*Task to carry out:* Print each line exactly as it is given.

******************************

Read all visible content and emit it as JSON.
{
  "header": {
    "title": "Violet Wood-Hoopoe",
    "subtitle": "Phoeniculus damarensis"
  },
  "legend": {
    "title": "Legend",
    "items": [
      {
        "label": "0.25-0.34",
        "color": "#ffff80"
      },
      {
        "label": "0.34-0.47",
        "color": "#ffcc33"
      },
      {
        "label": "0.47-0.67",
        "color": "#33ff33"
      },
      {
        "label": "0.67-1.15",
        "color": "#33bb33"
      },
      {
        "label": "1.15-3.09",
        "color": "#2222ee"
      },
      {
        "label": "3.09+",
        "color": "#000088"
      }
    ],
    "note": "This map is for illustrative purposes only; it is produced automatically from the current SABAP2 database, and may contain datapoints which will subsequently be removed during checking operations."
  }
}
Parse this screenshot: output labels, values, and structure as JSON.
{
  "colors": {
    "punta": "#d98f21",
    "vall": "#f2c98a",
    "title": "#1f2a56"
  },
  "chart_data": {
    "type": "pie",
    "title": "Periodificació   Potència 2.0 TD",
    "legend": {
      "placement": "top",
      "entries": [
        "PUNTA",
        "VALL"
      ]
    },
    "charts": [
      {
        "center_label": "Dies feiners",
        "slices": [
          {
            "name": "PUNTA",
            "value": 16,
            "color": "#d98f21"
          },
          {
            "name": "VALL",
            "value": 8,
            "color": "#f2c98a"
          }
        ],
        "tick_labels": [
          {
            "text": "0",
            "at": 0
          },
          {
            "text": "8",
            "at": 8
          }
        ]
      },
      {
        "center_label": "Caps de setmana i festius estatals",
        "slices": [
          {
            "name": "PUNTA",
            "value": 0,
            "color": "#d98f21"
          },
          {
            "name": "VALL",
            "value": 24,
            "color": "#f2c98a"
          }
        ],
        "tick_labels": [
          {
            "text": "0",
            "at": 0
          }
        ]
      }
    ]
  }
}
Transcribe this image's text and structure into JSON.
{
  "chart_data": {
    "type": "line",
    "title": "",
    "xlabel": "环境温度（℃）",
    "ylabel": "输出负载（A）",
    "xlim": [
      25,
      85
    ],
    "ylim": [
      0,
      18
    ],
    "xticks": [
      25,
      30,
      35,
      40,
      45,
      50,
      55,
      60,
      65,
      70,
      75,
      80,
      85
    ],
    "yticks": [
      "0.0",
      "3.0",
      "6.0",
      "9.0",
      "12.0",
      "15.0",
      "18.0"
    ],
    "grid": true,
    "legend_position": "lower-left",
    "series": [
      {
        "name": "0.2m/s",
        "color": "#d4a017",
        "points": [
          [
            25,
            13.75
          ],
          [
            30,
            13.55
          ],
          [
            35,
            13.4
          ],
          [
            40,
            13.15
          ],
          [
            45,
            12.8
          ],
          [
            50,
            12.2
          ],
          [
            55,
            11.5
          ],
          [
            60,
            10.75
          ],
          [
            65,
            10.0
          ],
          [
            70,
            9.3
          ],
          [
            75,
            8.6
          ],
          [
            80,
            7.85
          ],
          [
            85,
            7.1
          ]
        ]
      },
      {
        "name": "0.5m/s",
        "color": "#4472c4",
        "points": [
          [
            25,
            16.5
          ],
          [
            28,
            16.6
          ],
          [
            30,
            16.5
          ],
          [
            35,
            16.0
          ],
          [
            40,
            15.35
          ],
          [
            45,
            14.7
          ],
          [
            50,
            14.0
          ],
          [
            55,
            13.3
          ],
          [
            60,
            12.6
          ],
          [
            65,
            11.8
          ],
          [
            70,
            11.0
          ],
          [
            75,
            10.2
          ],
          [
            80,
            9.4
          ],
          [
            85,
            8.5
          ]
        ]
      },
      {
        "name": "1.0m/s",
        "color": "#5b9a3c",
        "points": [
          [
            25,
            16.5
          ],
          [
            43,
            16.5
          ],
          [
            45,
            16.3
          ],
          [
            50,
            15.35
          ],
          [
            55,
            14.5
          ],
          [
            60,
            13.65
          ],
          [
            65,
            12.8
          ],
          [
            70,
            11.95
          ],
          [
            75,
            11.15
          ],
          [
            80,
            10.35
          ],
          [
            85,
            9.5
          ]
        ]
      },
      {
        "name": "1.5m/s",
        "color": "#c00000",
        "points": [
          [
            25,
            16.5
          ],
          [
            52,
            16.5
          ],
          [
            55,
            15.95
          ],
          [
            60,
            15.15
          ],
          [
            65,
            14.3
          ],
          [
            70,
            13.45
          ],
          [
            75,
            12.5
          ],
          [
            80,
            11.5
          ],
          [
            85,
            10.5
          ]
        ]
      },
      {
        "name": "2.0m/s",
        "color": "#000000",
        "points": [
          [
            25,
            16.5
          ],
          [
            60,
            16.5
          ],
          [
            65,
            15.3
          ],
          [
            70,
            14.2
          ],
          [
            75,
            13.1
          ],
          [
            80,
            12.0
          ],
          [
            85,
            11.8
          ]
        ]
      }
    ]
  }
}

******************************

*Exercise output:*
Read all visible content and emit it as JSON.
{
  "header": {
    "title": "Violet Wood-Hoopoe",
    "subtitle": "Phoeniculus damarensis"
  },
  "legend": {
    "title": "Legend",
    "items": [
      {
        "label": "0.25-0.34",
        "color": "#ffff80"
      },
      {
        "label": "0.34-0.47",
        "color": "#ffcc33"
      },
      {
        "label": "0.47-0.67",
        "color": "#33ff33"
      },
      {
        "label": "0.67-1.15",
        "color": "#33bb33"
      },
      {
        "label": "1.15-3.09",
        "color": "#2222ee"
      },
      {
        "label": "3.09+",
        "color": "#000088"
      }
    ],
    "note": "This map is for illustrative purposes only; it is produced automatically from the current SABAP2 database, and may contain datapoints which will subsequently be removed during checking operations."
  }
}
Parse this screenshot: output labels, values, and structure as JSON.
{
  "colors": {
    "punta": "#d98f21",
    "vall": "#f2c98a",
    "title": "#1f2a56"
  },
  "chart_data": {
    "type": "pie",
    "title": "Periodificació   Potència 2.0 TD",
    "legend": {
      "placement": "top",
      "entries": [
        "PUNTA",
        "VALL"
      ]
    },
    "charts": [
      {
        "center_label": "Dies feiners",
        "slices": [
          {
            "name": "PUNTA",
            "value": 16,
            "color": "#d98f21"
          },
          {
            "name": "VALL",
            "value": 8,
            "color": "#f2c98a"
          }
        ],
        "tick_labels": [
          {
            "text": "0",
            "at": 0
          },
          {
            "text": "8",
            "at": 8
          }
        ]
      },
      {
        "center_label": "Caps de setmana i festius estatals",
        "slices": [
          {
            "name": "PUNTA",
            "value": 0,
            "color": "#d98f21"
          },
          {
            "name": "VALL",
            "value": 24,
            "color": "#f2c98a"
          }
        ],
        "tick_labels": [
          {
            "text": "0",
            "at": 0
          }
        ]
      }
    ]
  }
}
Transcribe this image's text and structure into JSON.
{
  "chart_data": {
    "type": "line",
    "title": "",
    "xlabel": "环境温度（℃）",
    "ylabel": "输出负载（A）",
    "xlim": [
      25,
      85
    ],
    "ylim": [
      0,
      18
    ],
    "xticks": [
      25,
      30,
      35,
      40,
      45,
      50,
      55,
      60,
      65,
      70,
      75,
      80,
      85
    ],
    "yticks": [
      "0.0",
      "3.0",
      "6.0",
      "9.0",
      "12.0",
      "15.0",
      "18.0"
    ],
    "grid": true,
    "legend_position": "lower-left",
    "series": [
      {
        "name": "0.2m/s",
        "color": "#d4a017",
        "points": [
          [
            25,
            13.75
          ],
          [
            30,
            13.55
          ],
          [
            35,
            13.4
          ],
          [
            40,
            13.15
          ],
          [
            45,
            12.8
          ],
          [
            50,
            12.2
          ],
          [
            55,
            11.5
          ],
          [
            60,
            10.75
          ],
          [
            65,
            10.0
          ],
          [
            70,
            9.3
          ],
          [
            75,
            8.6
          ],
          [
            80,
            7.85
          ],
          [
            85,
            7.1
          ]
        ]
      },
      {
        "name": "0.5m/s",
        "color": "#4472c4",
        "points": [
          [
            25,
            16.5
          ],
          [
            28,
            16.6
          ],
          [
            30,
            16.5
          ],
          [
            35,
            16.0
          ],
          [
            40,
            15.35
          ],
          [
            45,
            14.7
          ],
          [
            50,
            14.0
          ],
          [
            55,
            13.3
          ],
          [
            60,
            12.6
          ],
          [
            65,
            11.8
          ],
          [
            70,
            11.0
          ],
          [
            75,
            10.2
          ],
          [
            80,
            9.4
          ],
          [
            85,
            8.5
          ]
        ]
      },
      {
        "name": "1.0m/s",
        "color": "#5b9a3c",
        "points": [
          [
            25,
            16.5
          ],
          [
            43,
            16.5
          ],
          [
            45,
            16.3
          ],
          [
            50,
            15.35
          ],
          [
            55,
            14.5
          ],
          [
            60,
            13.65
          ],
          [
            65,
            12.8
          ],
          [
            70,
            11.95
          ],
          [
            75,
            11.15
          ],
          [
            80,
            10.35
          ],
          [
            85,
            9.5
          ]
        ]
      },
      {
        "name": "1.5m/s",
        "color": "#c00000",
        "points": [
          [
            25,
            16.5
          ],
          [
            52,
            16.5
          ],
          [
            55,
            15.95
          ],
          [
            60,
            15.15
          ],
          [
            65,
            14.3
          ],
          [
            70,
            13.45
          ],
          [
            75,
            12.5
          ],
          [
            80,
            11.5
          ],
          [
            85,
            10.5
          ]
        ]
      },
      {
        "name": "2.0m/s",
        "color": "#000000",
        "points": [
          [
            25,
            16.5
          ],
          [
            60,
            16.5
          ],
          [
            65,
            15.3
          ],
          [
            70,
            14.2
          ],
          [
            75,
            13.1
          ],
          [
            80,
            12.0
          ],
          [
            85,
            11.8
          ]
        ]
      }
    ]
  }
}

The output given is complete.